━━ EXCERPTED RECORDS
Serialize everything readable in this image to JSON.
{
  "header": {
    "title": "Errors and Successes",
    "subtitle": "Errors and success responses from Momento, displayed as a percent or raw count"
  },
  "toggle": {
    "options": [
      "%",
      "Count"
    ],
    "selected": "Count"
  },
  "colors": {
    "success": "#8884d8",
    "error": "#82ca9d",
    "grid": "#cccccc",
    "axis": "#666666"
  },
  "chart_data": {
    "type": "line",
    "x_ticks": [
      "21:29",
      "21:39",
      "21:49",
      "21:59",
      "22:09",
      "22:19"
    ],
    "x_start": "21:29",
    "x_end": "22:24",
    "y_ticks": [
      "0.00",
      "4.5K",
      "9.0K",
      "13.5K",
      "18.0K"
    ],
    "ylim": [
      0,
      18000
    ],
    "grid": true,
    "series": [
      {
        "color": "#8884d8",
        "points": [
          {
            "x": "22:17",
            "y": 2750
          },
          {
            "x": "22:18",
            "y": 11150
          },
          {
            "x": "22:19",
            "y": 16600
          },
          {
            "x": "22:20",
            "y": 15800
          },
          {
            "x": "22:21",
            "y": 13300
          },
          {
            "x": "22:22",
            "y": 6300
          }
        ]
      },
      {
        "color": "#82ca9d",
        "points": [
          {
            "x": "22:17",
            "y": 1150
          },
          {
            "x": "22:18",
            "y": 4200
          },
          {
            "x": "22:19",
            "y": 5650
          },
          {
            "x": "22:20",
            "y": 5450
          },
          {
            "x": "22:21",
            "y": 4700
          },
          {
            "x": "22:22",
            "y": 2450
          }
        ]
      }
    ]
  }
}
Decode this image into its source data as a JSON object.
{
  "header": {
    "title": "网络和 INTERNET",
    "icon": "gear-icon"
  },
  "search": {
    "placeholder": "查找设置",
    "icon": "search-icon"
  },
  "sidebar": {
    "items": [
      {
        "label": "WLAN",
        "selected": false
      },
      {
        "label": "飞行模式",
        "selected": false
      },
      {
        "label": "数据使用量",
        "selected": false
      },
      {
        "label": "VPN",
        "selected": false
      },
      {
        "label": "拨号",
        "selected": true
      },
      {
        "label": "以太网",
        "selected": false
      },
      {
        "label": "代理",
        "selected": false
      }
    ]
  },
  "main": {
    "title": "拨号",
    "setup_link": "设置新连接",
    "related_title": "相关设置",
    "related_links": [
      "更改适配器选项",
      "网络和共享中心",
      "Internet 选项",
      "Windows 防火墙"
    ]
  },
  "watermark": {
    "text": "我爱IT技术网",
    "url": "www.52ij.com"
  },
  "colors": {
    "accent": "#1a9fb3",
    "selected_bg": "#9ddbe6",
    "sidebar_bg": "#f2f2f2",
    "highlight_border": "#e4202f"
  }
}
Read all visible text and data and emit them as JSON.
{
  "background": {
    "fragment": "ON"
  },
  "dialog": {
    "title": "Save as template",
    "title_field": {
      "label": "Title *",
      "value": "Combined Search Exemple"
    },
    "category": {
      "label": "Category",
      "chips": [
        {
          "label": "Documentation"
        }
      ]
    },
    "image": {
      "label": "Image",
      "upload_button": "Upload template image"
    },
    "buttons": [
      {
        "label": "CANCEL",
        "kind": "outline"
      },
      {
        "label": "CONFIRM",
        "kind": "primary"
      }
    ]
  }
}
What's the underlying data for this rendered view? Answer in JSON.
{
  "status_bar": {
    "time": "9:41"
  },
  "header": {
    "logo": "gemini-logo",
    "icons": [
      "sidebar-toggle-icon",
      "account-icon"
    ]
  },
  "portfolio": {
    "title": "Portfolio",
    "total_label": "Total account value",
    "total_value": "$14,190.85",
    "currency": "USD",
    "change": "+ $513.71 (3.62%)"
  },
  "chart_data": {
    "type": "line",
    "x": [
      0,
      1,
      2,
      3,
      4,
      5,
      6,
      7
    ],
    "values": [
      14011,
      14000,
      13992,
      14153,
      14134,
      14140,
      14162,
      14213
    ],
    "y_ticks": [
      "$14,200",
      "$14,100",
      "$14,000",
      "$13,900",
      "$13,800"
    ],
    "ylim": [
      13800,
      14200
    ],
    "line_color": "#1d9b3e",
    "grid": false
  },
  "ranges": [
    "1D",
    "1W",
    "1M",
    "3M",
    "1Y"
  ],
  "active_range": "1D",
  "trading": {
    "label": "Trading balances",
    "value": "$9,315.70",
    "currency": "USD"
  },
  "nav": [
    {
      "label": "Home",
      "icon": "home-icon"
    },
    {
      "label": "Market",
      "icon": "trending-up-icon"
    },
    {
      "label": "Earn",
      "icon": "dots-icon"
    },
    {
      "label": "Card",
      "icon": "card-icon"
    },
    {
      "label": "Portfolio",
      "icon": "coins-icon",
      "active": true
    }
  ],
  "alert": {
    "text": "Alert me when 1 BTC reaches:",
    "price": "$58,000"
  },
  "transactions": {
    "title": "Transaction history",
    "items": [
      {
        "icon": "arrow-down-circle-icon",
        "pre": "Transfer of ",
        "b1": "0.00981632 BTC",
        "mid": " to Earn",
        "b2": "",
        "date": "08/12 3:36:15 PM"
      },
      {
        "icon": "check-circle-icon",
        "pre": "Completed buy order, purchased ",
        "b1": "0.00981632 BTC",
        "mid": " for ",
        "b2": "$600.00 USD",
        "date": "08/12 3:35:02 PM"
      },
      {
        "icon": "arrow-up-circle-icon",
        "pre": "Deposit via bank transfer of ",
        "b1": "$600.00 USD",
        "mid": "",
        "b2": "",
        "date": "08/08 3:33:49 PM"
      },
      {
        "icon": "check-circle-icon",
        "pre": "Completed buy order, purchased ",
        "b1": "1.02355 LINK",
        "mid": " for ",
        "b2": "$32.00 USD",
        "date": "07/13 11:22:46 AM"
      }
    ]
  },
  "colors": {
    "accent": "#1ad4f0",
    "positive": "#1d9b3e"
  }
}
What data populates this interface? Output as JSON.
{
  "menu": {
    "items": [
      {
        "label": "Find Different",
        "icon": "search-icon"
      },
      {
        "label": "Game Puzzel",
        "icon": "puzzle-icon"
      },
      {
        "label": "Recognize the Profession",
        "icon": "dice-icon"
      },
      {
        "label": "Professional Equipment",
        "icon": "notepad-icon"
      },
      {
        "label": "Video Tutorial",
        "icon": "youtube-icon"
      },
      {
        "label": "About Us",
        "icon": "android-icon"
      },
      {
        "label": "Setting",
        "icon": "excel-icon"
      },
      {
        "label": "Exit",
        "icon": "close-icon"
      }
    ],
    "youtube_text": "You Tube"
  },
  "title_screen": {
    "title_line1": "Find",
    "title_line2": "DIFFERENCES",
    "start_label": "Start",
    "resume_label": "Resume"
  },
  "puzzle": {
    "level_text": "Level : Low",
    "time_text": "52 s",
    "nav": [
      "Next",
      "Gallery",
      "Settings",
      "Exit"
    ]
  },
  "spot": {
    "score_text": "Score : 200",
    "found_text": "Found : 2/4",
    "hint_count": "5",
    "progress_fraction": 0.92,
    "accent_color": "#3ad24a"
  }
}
━━━━
→ SET PROBLEM
Go through the preceding material and copy each line that has the word "JSON".

→ TASK ANSWER
Serialize everything readable in this image to JSON.
Decode this image into its source data as a JSON object.
Read all visible text and data and emit them as JSON.
What's the underlying data for this rendered view? Answer in JSON.
What data populates this interface? Output as JSON.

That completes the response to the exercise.